Task statement: The listing below should be written out exactly; please include all of it.

Items:
** start **
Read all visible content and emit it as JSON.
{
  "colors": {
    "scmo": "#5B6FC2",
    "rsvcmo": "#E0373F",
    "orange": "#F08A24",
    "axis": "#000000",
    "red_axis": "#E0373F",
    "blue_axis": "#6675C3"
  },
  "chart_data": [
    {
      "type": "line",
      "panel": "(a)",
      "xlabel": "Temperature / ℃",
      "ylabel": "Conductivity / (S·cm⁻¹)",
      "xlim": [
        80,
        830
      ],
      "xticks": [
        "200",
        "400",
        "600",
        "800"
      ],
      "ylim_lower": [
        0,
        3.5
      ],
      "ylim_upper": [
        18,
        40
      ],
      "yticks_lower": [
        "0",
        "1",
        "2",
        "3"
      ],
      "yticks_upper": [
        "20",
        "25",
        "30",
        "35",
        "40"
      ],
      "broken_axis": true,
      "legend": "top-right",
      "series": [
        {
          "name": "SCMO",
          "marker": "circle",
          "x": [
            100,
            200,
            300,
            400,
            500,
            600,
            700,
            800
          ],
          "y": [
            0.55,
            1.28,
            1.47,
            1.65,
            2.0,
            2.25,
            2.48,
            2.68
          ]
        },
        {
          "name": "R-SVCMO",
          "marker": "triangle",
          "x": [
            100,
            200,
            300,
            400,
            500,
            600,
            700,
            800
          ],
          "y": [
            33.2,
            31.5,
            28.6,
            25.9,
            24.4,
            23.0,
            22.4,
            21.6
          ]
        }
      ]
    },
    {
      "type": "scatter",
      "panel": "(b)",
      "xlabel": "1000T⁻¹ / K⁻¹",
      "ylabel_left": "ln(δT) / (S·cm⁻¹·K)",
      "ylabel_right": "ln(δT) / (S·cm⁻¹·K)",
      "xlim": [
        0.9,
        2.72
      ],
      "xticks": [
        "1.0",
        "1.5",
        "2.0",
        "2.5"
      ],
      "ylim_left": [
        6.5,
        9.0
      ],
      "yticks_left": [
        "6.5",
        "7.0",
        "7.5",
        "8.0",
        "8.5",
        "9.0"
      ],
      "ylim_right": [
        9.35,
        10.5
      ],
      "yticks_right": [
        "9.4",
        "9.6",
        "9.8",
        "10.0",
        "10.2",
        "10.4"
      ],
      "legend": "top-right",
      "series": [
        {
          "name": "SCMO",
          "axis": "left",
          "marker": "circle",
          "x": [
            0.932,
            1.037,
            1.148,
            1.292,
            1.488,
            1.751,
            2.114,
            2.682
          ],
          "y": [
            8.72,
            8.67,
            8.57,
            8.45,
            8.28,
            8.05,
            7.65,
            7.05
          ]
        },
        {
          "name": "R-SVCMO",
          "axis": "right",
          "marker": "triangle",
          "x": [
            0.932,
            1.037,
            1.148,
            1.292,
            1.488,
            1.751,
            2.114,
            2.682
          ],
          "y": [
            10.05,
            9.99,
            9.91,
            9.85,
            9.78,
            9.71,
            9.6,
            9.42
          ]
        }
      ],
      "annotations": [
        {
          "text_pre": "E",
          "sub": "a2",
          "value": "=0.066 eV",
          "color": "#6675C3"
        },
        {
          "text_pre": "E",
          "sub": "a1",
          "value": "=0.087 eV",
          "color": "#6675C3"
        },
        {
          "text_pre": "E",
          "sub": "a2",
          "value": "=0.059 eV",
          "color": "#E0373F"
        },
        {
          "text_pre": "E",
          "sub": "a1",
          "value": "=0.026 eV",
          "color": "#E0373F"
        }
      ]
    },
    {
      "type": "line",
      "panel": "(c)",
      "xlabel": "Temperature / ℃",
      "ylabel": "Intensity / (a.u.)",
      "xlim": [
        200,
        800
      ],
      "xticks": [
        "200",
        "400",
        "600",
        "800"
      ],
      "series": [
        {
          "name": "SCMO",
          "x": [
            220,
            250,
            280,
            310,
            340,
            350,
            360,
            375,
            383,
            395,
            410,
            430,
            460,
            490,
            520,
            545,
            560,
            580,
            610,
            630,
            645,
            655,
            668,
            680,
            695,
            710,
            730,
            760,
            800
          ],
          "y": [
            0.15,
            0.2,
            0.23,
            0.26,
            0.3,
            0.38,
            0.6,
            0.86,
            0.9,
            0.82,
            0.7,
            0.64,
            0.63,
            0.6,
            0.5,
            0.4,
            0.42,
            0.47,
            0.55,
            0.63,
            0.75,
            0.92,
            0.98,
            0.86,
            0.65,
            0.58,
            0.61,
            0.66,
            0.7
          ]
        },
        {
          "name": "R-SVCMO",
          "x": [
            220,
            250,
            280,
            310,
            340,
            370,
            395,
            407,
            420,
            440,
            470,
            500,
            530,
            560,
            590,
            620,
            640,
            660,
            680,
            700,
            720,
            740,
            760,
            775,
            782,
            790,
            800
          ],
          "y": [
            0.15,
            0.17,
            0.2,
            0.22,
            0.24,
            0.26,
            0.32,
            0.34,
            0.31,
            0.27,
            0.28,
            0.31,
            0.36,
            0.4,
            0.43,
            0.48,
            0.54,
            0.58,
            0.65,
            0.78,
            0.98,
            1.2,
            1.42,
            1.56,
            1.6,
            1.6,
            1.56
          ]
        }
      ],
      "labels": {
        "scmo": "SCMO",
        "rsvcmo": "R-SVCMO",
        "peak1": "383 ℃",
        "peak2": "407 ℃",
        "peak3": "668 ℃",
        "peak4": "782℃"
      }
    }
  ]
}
** end **
Output of the exercise:
Read all visible content and emit it as JSON.
{
  "colors": {
    "scmo": "#5B6FC2",
    "rsvcmo": "#E0373F",
    "orange": "#F08A24",
    "axis": "#000000",
    "red_axis": "#E0373F",
    "blue_axis": "#6675C3"
  },
  "chart_data": [
    {
      "type": "line",
      "panel": "(a)",
      "xlabel": "Temperature / ℃",
      "ylabel": "Conductivity / (S·cm⁻¹)",
      "xlim": [
        80,
        830
      ],
      "xticks": [
        "200",
        "400",
        "600",
        "800"
      ],
      "ylim_lower": [
        0,
        3.5
      ],
      "ylim_upper": [
        18,
        40
      ],
      "yticks_lower": [
        "0",
        "1",
        "2",
        "3"
      ],
      "yticks_upper": [
        "20",
        "25",
        "30",
        "35",
        "40"
      ],
      "broken_axis": true,
      "legend": "top-right",
      "series": [
        {
          "name": "SCMO",
          "marker": "circle",
          "x": [
            100,
            200,
            300,
            400,
            500,
            600,
            700,
            800
          ],
          "y": [
            0.55,
            1.28,
            1.47,
            1.65,
            2.0,
            2.25,
            2.48,
            2.68
          ]
        },
        {
          "name": "R-SVCMO",
          "marker": "triangle",
          "x": [
            100,
            200,
            300,
            400,
            500,
            600,
            700,
            800
          ],
          "y": [
            33.2,
            31.5,
            28.6,
            25.9,
            24.4,
            23.0,
            22.4,
            21.6
          ]
        }
      ]
    },
    {
      "type": "scatter",
      "panel": "(b)",
      "xlabel": "1000T⁻¹ / K⁻¹",
      "ylabel_left": "ln(δT) / (S·cm⁻¹·K)",
      "ylabel_right": "ln(δT) / (S·cm⁻¹·K)",
      "xlim": [
        0.9,
        2.72
      ],
      "xticks": [
        "1.0",
        "1.5",
        "2.0",
        "2.5"
      ],
      "ylim_left": [
        6.5,
        9.0
      ],
      "yticks_left": [
        "6.5",
        "7.0",
        "7.5",
        "8.0",
        "8.5",
        "9.0"
      ],
      "ylim_right": [
        9.35,
        10.5
      ],
      "yticks_right": [
        "9.4",
        "9.6",
        "9.8",
        "10.0",
        "10.2",
        "10.4"
      ],
      "legend": "top-right",
      "series": [
        {
          "name": "SCMO",
          "axis": "left",
          "marker": "circle",
          "x": [
            0.932,
            1.037,
            1.148,
            1.292,
            1.488,
            1.751,
            2.114,
            2.682
          ],
          "y": [
            8.72,
            8.67,
            8.57,
            8.45,
            8.28,
            8.05,
            7.65,
            7.05
          ]
        },
        {
          "name": "R-SVCMO",
          "axis": "right",
          "marker": "triangle",
          "x": [
            0.932,
            1.037,
            1.148,
            1.292,
            1.488,
            1.751,
            2.114,
            2.682
          ],
          "y": [
            10.05,
            9.99,
            9.91,
            9.85,
            9.78,
            9.71,
            9.6,
            9.42
          ]
        }
      ],
      "annotations": [
        {
          "text_pre": "E",
          "sub": "a2",
          "value": "=0.066 eV",
          "color": "#6675C3"
        },
        {
          "text_pre": "E",
          "sub": "a1",
          "value": "=0.087 eV",
          "color": "#6675C3"
        },
        {
          "text_pre": "E",
          "sub": "a2",
          "value": "=0.059 eV",
          "color": "#E0373F"
        },
        {
          "text_pre": "E",
          "sub": "a1",
          "value": "=0.026 eV",
          "color": "#E0373F"
        }
      ]
    },
    {
      "type": "line",
      "panel": "(c)",
      "xlabel": "Temperature / ℃",
      "ylabel": "Intensity / (a.u.)",
      "xlim": [
        200,
        800
      ],
      "xticks": [
        "200",
        "400",
        "600",
        "800"
      ],
      "series": [
        {
          "name": "SCMO",
          "x": [
            220,
            250,
            280,
            310,
            340,
            350,
            360,
            375,
            383,
            395,
            410,
            430,
            460,
            490,
            520,
            545,
            560,
            580,
            610,
            630,
            645,
            655,
            668,
            680,
            695,
            710,
            730,
            760,
            800
          ],
          "y": [
            0.15,
            0.2,
            0.23,
            0.26,
            0.3,
            0.38,
            0.6,
            0.86,
            0.9,
            0.82,
            0.7,
            0.64,
            0.63,
            0.6,
            0.5,
            0.4,
            0.42,
            0.47,
            0.55,
            0.63,
            0.75,
            0.92,
            0.98,
            0.86,
            0.65,
            0.58,
            0.61,
            0.66,
            0.7
          ]
        },
        {
          "name": "R-SVCMO",
          "x": [
            220,
            250,
            280,
            310,
            340,
            370,
            395,
            407,
            420,
            440,
            470,
            500,
            530,
            560,
            590,
            620,
            640,
            660,
            680,
            700,
            720,
            740,
            760,
            775,
            782,
            790,
            800
          ],
          "y": [
            0.15,
            0.17,
            0.2,
            0.22,
            0.24,
            0.26,
            0.32,
            0.34,
            0.31,
            0.27,
            0.28,
            0.31,
            0.36,
            0.4,
            0.43,
            0.48,
            0.54,
            0.58,
            0.65,
            0.78,
            0.98,
            1.2,
            1.42,
            1.56,
            1.6,
            1.6,
            1.56
          ]
        }
      ],
      "labels": {
        "scmo": "SCMO",
        "rsvcmo": "R-SVCMO",
        "peak1": "383 ℃",
        "peak2": "407 ℃",
        "peak3": "668 ℃",
        "peak4": "782℃"
      }
    }
  ]
}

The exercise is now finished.